What to do: Go through the listing and return every line with "Position" in it.

Extracted material:
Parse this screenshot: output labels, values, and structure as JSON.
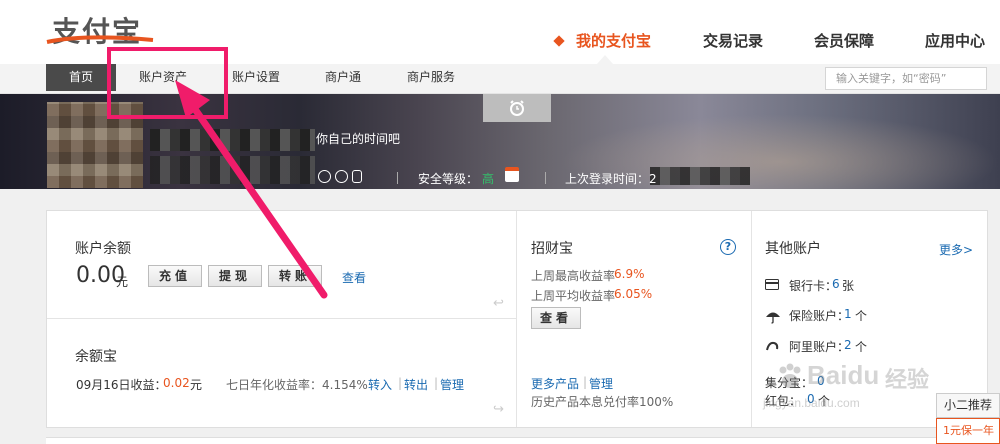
{
  "header": {
    "logo_text": "支付宝",
    "nav": [
      {
        "label": "我的支付宝",
        "active": true
      },
      {
        "label": "交易记录",
        "active": false
      },
      {
        "label": "会员保障",
        "active": false
      },
      {
        "label": "应用中心",
        "active": false
      }
    ]
  },
  "subnav": {
    "items": [
      "首页",
      "账户资产",
      "账户设置",
      "商户通",
      "商户服务"
    ],
    "search_placeholder": "输入关键字，如“密码”"
  },
  "banner": {
    "tagline": "你自己的时间吧",
    "security_label": "安全等级：",
    "security_value": "高",
    "last_login_label": "上次登录时间：2"
  },
  "balance": {
    "title": "账户余额",
    "amount": "0.00",
    "unit": "元",
    "recharge": "充值",
    "withdraw": "提现",
    "transfer": "转账",
    "view": "查看"
  },
  "yuebao": {
    "title": "余额宝",
    "date_income_label": "09月16日收益：",
    "income_value": "0.02",
    "income_unit": "元",
    "annual_label": "七日年化收益率：4.154%",
    "transfer_in": "转入",
    "transfer_out": "转出",
    "manage": "管理"
  },
  "zhaocaibao": {
    "title": "招财宝",
    "week_high_label": "上周最高收益率",
    "week_high_value": "6.9%",
    "week_avg_label": "上周平均收益率",
    "week_avg_value": "6.05%",
    "view": "查看",
    "more_products": "更多产品",
    "manage": "管理",
    "history": "历史产品本息兑付率100%"
  },
  "other_accounts": {
    "title": "其他账户",
    "more": "更多>",
    "bank_label": "银行卡：",
    "bank_count": "6",
    "bank_unit": "张",
    "insurance_label": "保险账户：",
    "insurance_count": "1",
    "insurance_unit": "个",
    "alimama_label": "阿里账户：",
    "alimama_count": "2",
    "alimama_unit": "个",
    "jifen_label": "集分宝：",
    "jifen_count": "0",
    "hongbao_label": "红包：",
    "hongbao_count": "0",
    "hongbao_unit": "个"
  },
  "floating": {
    "xiaoer": "小二推荐",
    "promo": "1元保一年"
  },
  "watermark": {
    "brand": "Baidu",
    "brand_cn": "经验",
    "url": "jingyan.baidu.com"
  },
  "colors": {
    "accent": "#e8551f",
    "link": "#1a6ab1",
    "highlight": "#f01c6a",
    "safe_green": "#34c06b"
  }
}
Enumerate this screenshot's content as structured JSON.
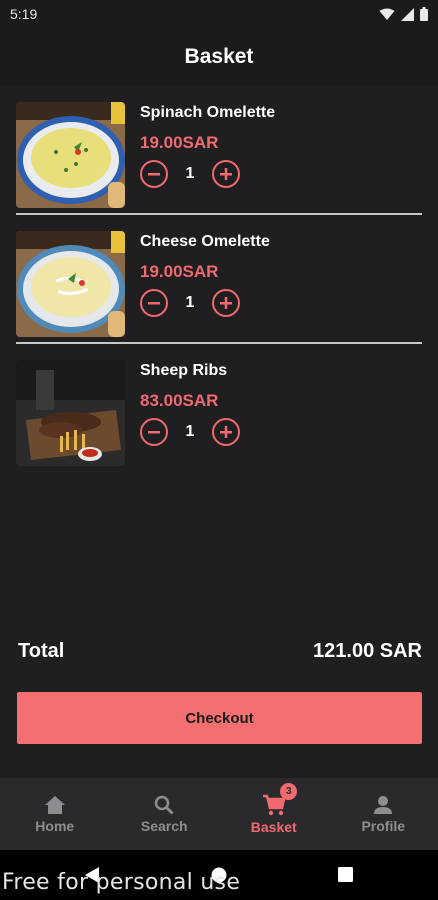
{
  "status_bar": {
    "time": "5:19"
  },
  "app_bar": {
    "title": "Basket"
  },
  "items": [
    {
      "name": "Spinach Omelette",
      "price": "19.00SAR",
      "quantity": "1"
    },
    {
      "name": "Cheese Omelette",
      "price": "19.00SAR",
      "quantity": "1"
    },
    {
      "name": "Sheep Ribs",
      "price": "83.00SAR",
      "quantity": "1"
    }
  ],
  "total": {
    "label": "Total",
    "value": "121.00 SAR"
  },
  "checkout": {
    "label": "Checkout"
  },
  "bottom_nav": {
    "items": [
      {
        "label": "Home",
        "icon": "home-icon"
      },
      {
        "label": "Search",
        "icon": "search-icon"
      },
      {
        "label": "Basket",
        "icon": "cart-icon",
        "badge": "3",
        "active": true
      },
      {
        "label": "Profile",
        "icon": "person-icon"
      }
    ]
  },
  "watermark": "Free for personal use",
  "colors": {
    "accent": "#f06a70",
    "checkout": "#f47070",
    "background": "#1f1f22"
  }
}
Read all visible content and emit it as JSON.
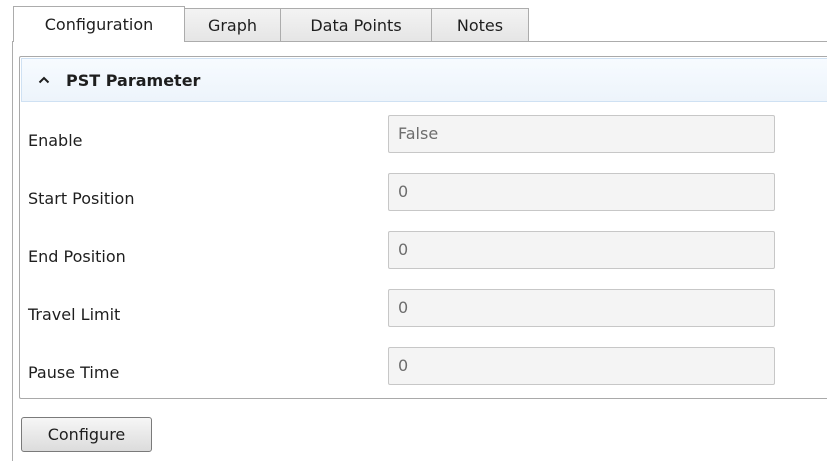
{
  "tabs": [
    {
      "label": "Configuration",
      "active": true
    },
    {
      "label": "Graph",
      "active": false
    },
    {
      "label": "Data Points",
      "active": false
    },
    {
      "label": "Notes",
      "active": false
    }
  ],
  "group": {
    "title": "PST Parameter",
    "expanded": true,
    "chevron_icon": "chevron-up-icon",
    "header_color": "#eef5fc"
  },
  "parameters": [
    {
      "label": "Enable",
      "value": "False"
    },
    {
      "label": "Start Position",
      "value": "0"
    },
    {
      "label": "End Position",
      "value": "0"
    },
    {
      "label": "Travel Limit",
      "value": "0"
    },
    {
      "label": "Pause Time",
      "value": "0"
    }
  ],
  "actions": {
    "configure_label": "Configure"
  }
}
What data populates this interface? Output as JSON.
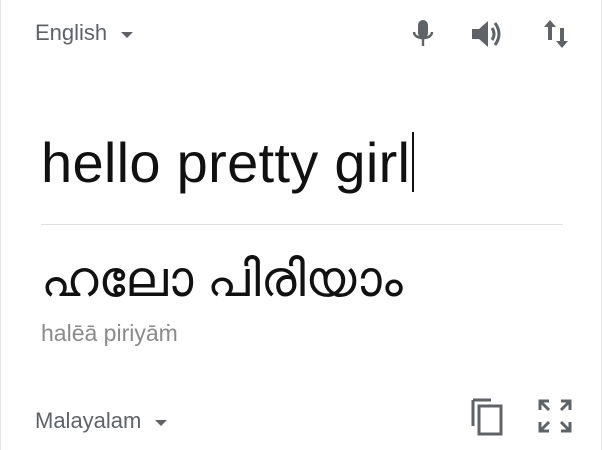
{
  "source_language": {
    "label": "English",
    "icon": "chevron-down-icon"
  },
  "toolbar": {
    "mic_icon": "mic-icon",
    "speaker_icon": "speaker-icon",
    "swap_icon": "swap-languages-icon"
  },
  "input": {
    "text": "hello pretty girl"
  },
  "translation": {
    "text": "ഹലോ പിരിയാം",
    "transliteration": "halēā piriyāṁ"
  },
  "target_language": {
    "label": "Malayalam",
    "icon": "chevron-down-icon"
  },
  "footer_actions": {
    "copy_icon": "copy-icon",
    "fullscreen_icon": "fullscreen-icon"
  },
  "colors": {
    "text_primary": "#111111",
    "text_secondary": "#5f6368",
    "transliteration": "#8a8a8a",
    "icon": "#5f6368",
    "divider": "#e0e0e0"
  }
}
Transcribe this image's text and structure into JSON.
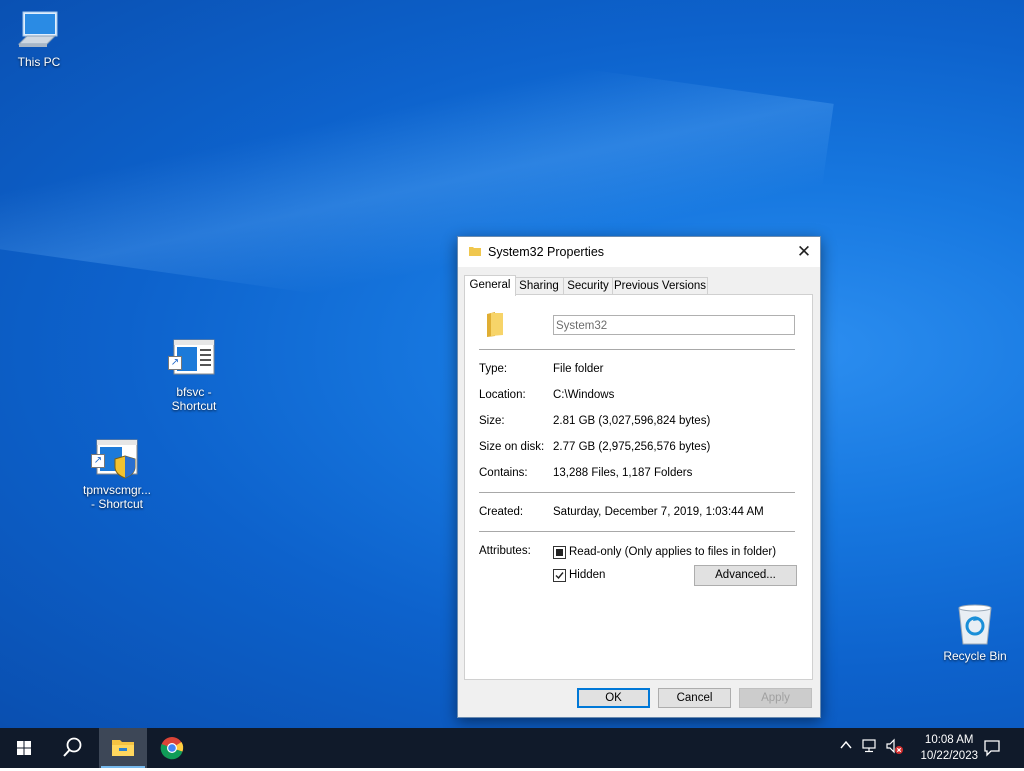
{
  "desktop": {
    "icons": [
      {
        "label": "This PC"
      },
      {
        "label": "bfsvc -\nShortcut"
      },
      {
        "label": "tpmvscmgr...\n- Shortcut"
      },
      {
        "label": "Recycle Bin"
      }
    ]
  },
  "dialog": {
    "title": "System32 Properties",
    "close_glyph": "✕",
    "tabs": [
      "General",
      "Sharing",
      "Security",
      "Previous Versions"
    ],
    "active_tab": "General",
    "folder_name": "System32",
    "rows": [
      {
        "label": "Type:",
        "value": "File folder"
      },
      {
        "label": "Location:",
        "value": "C:\\Windows"
      },
      {
        "label": "Size:",
        "value": "2.81 GB (3,027,596,824 bytes)"
      },
      {
        "label": "Size on disk:",
        "value": "2.77 GB (2,975,256,576 bytes)"
      },
      {
        "label": "Contains:",
        "value": "13,288 Files, 1,187 Folders"
      }
    ],
    "created_label": "Created:",
    "created_value": "Saturday, December 7, 2019, 1:03:44 AM",
    "attributes_label": "Attributes:",
    "readonly_label": "Read-only (Only applies to files in folder)",
    "readonly_state": "indeterminate",
    "hidden_label": "Hidden",
    "hidden_checked": true,
    "advanced_label": "Advanced...",
    "ok_label": "OK",
    "cancel_label": "Cancel",
    "apply_label": "Apply"
  },
  "taskbar": {
    "time": "10:08 AM",
    "date": "10/22/2023",
    "pinned": [
      "start-icon",
      "search-icon",
      "file-explorer-icon",
      "chrome-icon"
    ]
  },
  "colors": {
    "accent": "#0078d7",
    "taskbar": "#101a2a",
    "desktop": "#0d62cc"
  }
}
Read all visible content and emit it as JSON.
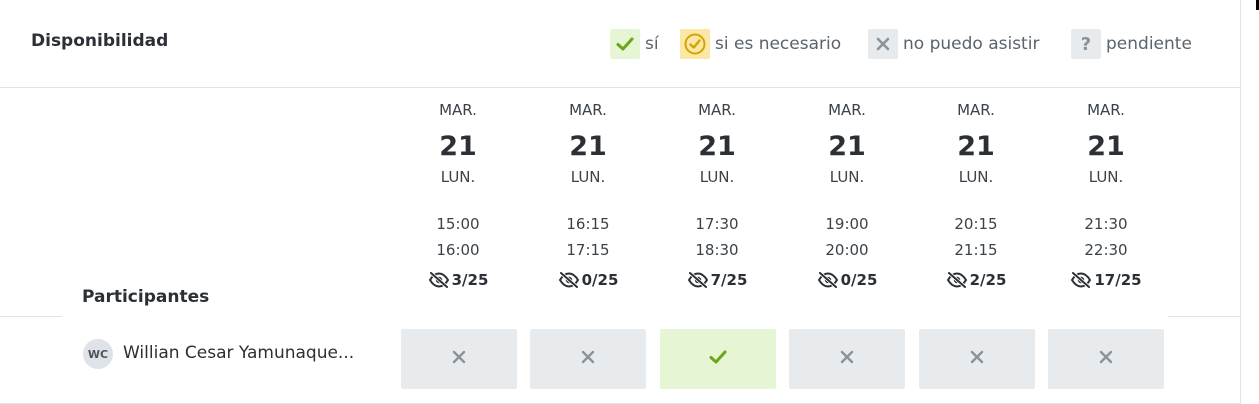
{
  "title": "Disponibilidad",
  "legend": [
    {
      "key": "yes",
      "icon": "check-icon",
      "label": "sí"
    },
    {
      "key": "ifneeded",
      "icon": "circle-check-icon",
      "label": "si es necesario"
    },
    {
      "key": "no",
      "icon": "x-icon",
      "label": "no puedo asistir"
    },
    {
      "key": "pending",
      "icon": "question-icon",
      "label": "pendiente"
    }
  ],
  "colors": {
    "yes": "#6aa617",
    "ifneeded": "#d7a300",
    "no": "#8a939c",
    "pending": "#8a939c"
  },
  "participants_label": "Participantes",
  "slots": [
    {
      "month": "MAR.",
      "day": "21",
      "weekday": "LUN.",
      "start": "15:00",
      "end": "16:00",
      "count": "3/25"
    },
    {
      "month": "MAR.",
      "day": "21",
      "weekday": "LUN.",
      "start": "16:15",
      "end": "17:15",
      "count": "0/25"
    },
    {
      "month": "MAR.",
      "day": "21",
      "weekday": "LUN.",
      "start": "17:30",
      "end": "18:30",
      "count": "7/25"
    },
    {
      "month": "MAR.",
      "day": "21",
      "weekday": "LUN.",
      "start": "19:00",
      "end": "20:00",
      "count": "0/25"
    },
    {
      "month": "MAR.",
      "day": "21",
      "weekday": "LUN.",
      "start": "20:15",
      "end": "21:15",
      "count": "2/25"
    },
    {
      "month": "MAR.",
      "day": "21",
      "weekday": "LUN.",
      "start": "21:30",
      "end": "22:30",
      "count": "17/25"
    }
  ],
  "participant": {
    "initials": "WC",
    "name": "Willian Cesar Yamunaque...",
    "responses": [
      "no",
      "no",
      "yes",
      "no",
      "no",
      "no"
    ]
  }
}
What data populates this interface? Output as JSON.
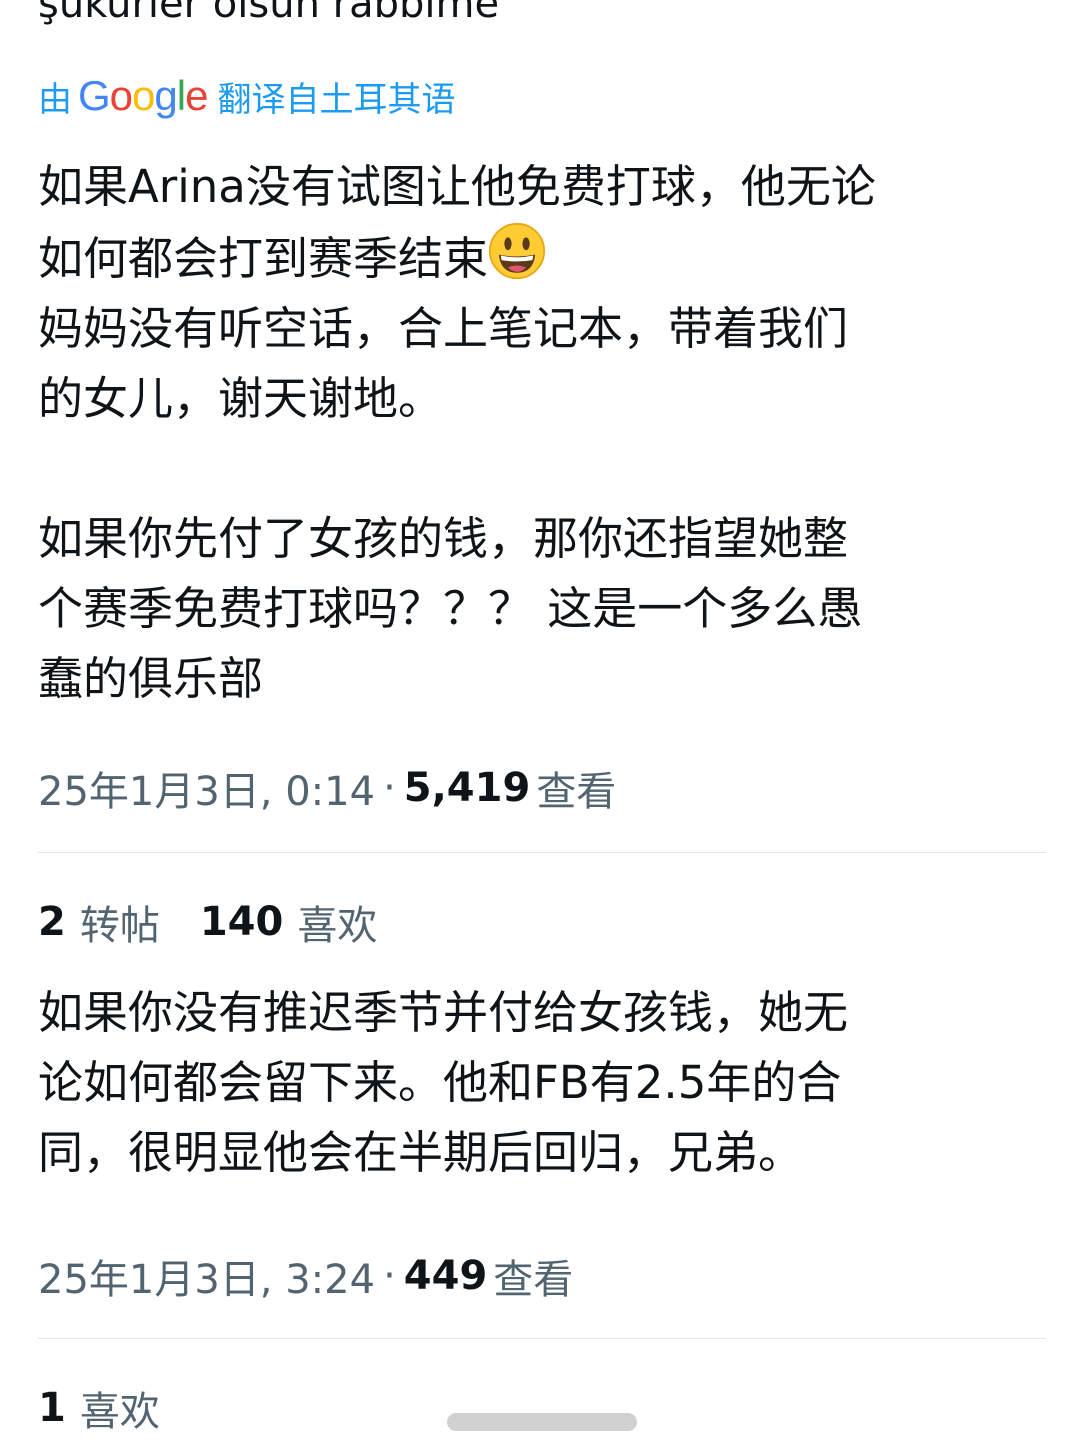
{
  "original_snippet": "şükürler olsun rabbime",
  "translation_bar": {
    "prefix": "由",
    "google_letters": [
      "G",
      "o",
      "o",
      "g",
      "l",
      "e"
    ],
    "google_colors": [
      "#4285F4",
      "#EA4335",
      "#FBBC05",
      "#4285F4",
      "#34A853",
      "#EA4335"
    ],
    "suffix": "翻译自土耳其语",
    "color": "#1d9bf0"
  },
  "tweet1": {
    "para1_line1": "如果Arina没有试图让他免费打球，他无论",
    "para1_line2": "如何都会打到赛季结束",
    "emoji": "grinning-face-emoji",
    "para1_line3": "妈妈没有听空话，合上笔记本，带着我们",
    "para1_line4": "的女儿，谢天谢地。",
    "para2_line1": "如果你先付了女孩的钱，那你还指望她整",
    "para2_line2": "个赛季免费打球吗？？？ 这是一个多么愚",
    "para2_line3": "蠢的俱乐部",
    "timestamp": "25年1月3日, 0:14",
    "separator": "·",
    "views_count": "5,419",
    "views_label": "查看",
    "reposts_count": "2",
    "reposts_label": "转帖",
    "likes_count": "140",
    "likes_label": "喜欢"
  },
  "tweet2": {
    "line1": "如果你没有推迟季节并付给女孩钱，她无",
    "line2": "论如何都会留下来。他和FB有2.5年的合",
    "line3": "同，很明显他会在半期后回归，兄弟。",
    "timestamp": "25年1月3日, 3:24",
    "separator": "·",
    "views_count": "449",
    "views_label": "查看",
    "likes_count": "1",
    "likes_label": "喜欢"
  }
}
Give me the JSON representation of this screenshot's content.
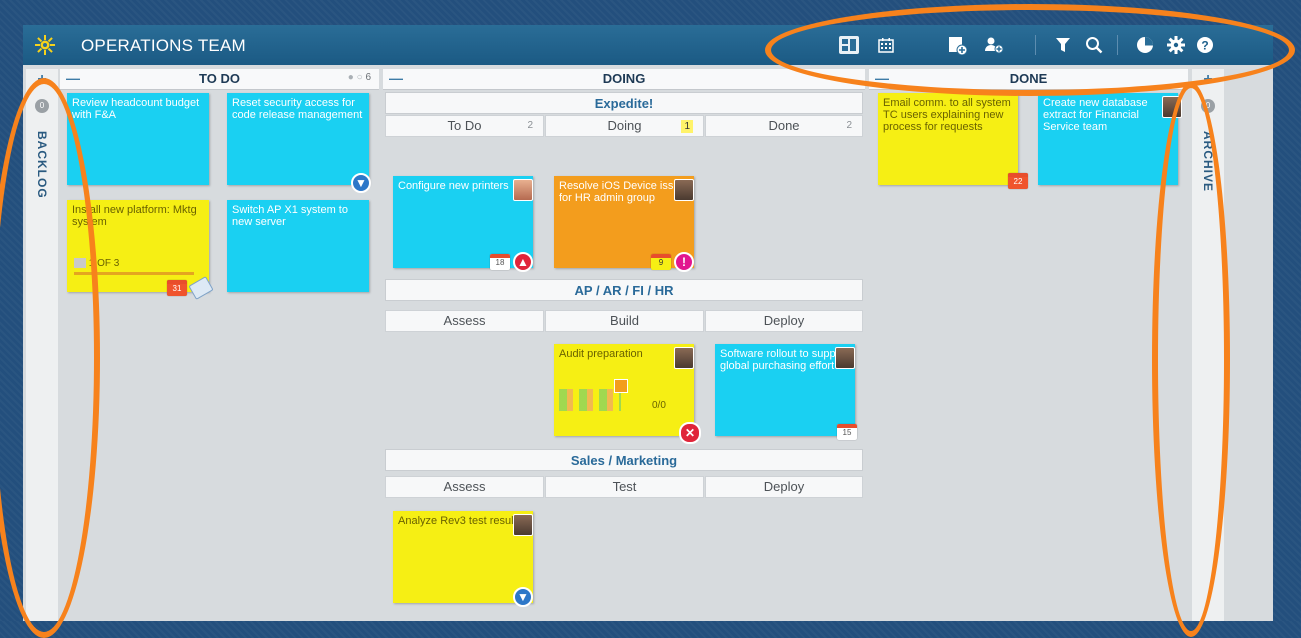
{
  "header": {
    "title": "OPERATIONS TEAM",
    "icons": [
      "board-view-icon",
      "calendar-view-icon",
      "add-card-icon",
      "add-user-icon",
      "filter-icon",
      "search-icon",
      "chart-icon",
      "settings-icon",
      "help-icon"
    ]
  },
  "backlog": {
    "label": "BACKLOG",
    "plus": "+",
    "badge": "0"
  },
  "archive": {
    "label": "ARCHIVE",
    "plus": "+",
    "badge": "0"
  },
  "columns": {
    "todo": {
      "name": "TO DO",
      "count": "6",
      "minus": "—"
    },
    "doing": {
      "name": "DOING",
      "minus": "—"
    },
    "done": {
      "name": "DONE",
      "minus": "—"
    }
  },
  "lanes": {
    "expedite": {
      "title": "Expedite!",
      "subs": [
        {
          "label": "To Do",
          "count": "2"
        },
        {
          "label": "Doing",
          "count": "1"
        },
        {
          "label": "Done",
          "count": "2"
        }
      ]
    },
    "ap": {
      "title": "AP / AR / FI / HR",
      "subs": [
        {
          "label": "Assess"
        },
        {
          "label": "Build"
        },
        {
          "label": "Deploy"
        }
      ]
    },
    "sales": {
      "title": "Sales / Marketing",
      "subs": [
        {
          "label": "Assess"
        },
        {
          "label": "Test"
        },
        {
          "label": "Deploy"
        }
      ]
    }
  },
  "cards": {
    "c1": {
      "text": "Review headcount budget with F&A"
    },
    "c2": {
      "text": "Reset security access for code release management"
    },
    "c3": {
      "text": "Install new platform: Mktg system",
      "progress": "1 OF 3",
      "date": "31"
    },
    "c4": {
      "text": "Switch AP X1 system to new server"
    },
    "c5": {
      "text": "Configure new printers",
      "date": "18"
    },
    "c6": {
      "text": "Resolve iOS Device issue for HR admin group",
      "date": "9"
    },
    "c7": {
      "text": "Audit preparation",
      "tasks": "0/0"
    },
    "c8": {
      "text": "Software rollout to support global purchasing effort",
      "date": "15"
    },
    "c9": {
      "text": "Analyze Rev3 test results"
    },
    "c10": {
      "text": "Email comm. to all system TC users explaining new process for requests",
      "date": "22"
    },
    "c11": {
      "text": "Create new database extract for Financial Service team"
    }
  },
  "colors": {
    "cyan": "#1ad0f2",
    "yellow": "#f6ef14",
    "orange": "#f39d1d",
    "highlight_ring": "#f7821c"
  }
}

Task result:
      "label": "Start Position",
      "label": "End Position",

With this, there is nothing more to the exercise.